===== Source text
The home Anil grows up in no longer feels like one to him. He builds another house outside, away from his unaccepting mother. It is in there, in his lover’s arms, that he finds a home. Halfway across the world, in ‘After Anthropology’, Matt and his husband Raj are faced with an eerily similar situation. Home, for Matt, is not his childhood house where his father, like Neerumoni, spews ignorance and bigotry. Rather, the idea of home for Matt, like Anil, is in a partner who is accepting of him. Kashyap stresses on the importance of strengthening those relationships where acceptance is found in an increasingly unforgiving world that is filled with increasingly unaccepting people.

Anil and Matt find a home in people who do not kill their hopes, dreams and experiences. Matt’s father and Anil’s mother share a common trait – they’re unaccepting of the desires and actions of their children. Gurmail and Raj, though imperfect humans themselves, become the Anil and Matt’s homes simply through their acceptance of the imperfect nature of their loved ones. Through these stories, Kashyap tells us that even when we fail to find a home within ourselves or in our blood relations, we can always find one in the people we’ve chosen to let into our lives and who stand by us through thick and thin.

(Image via Aruni Kashyap)

Home As A Familiar Sensory Experience

Returning from a six-year long stay in Indiana, familiar smells and sight invoke a feeling of home for Digonto, in ‘Before The Bullet’, as ‘he inhaled the smell he so loved, of dust mixed with dried cow dung’. The sight of a laburnum tree and new-born calves not only reminded him of the ‘real milk’ of home, that he’d had to substitute with preservative-laden Hy-vee and Walmart Whole Milk, but also of fresh vegetables, rice and ‘real rotis’, which were poorly substituted by tortillas. The only unfamiliar sight was the new army camp in Digonto’s Tetliguri village in Assam’s Kamrup district that had emerged during the years of his absence. The unfamiliar military officer orders that a gun be pointed to the back of Digonto’s head and that he be shot dead.
==========
• [What you have to do] In the passage on home in Kashyap's stories, what smell does Digonto inhale when he returns from Indiana?
===== Data shown
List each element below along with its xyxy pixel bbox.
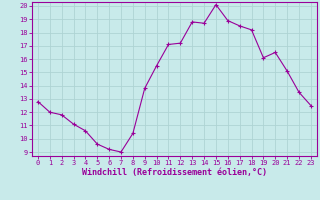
- X-axis label: Windchill (Refroidissement éolien,°C): Windchill (Refroidissement éolien,°C): [82, 168, 267, 177]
==========
• [Final answer] He inhales the smell of dust mixed with dried cow dung.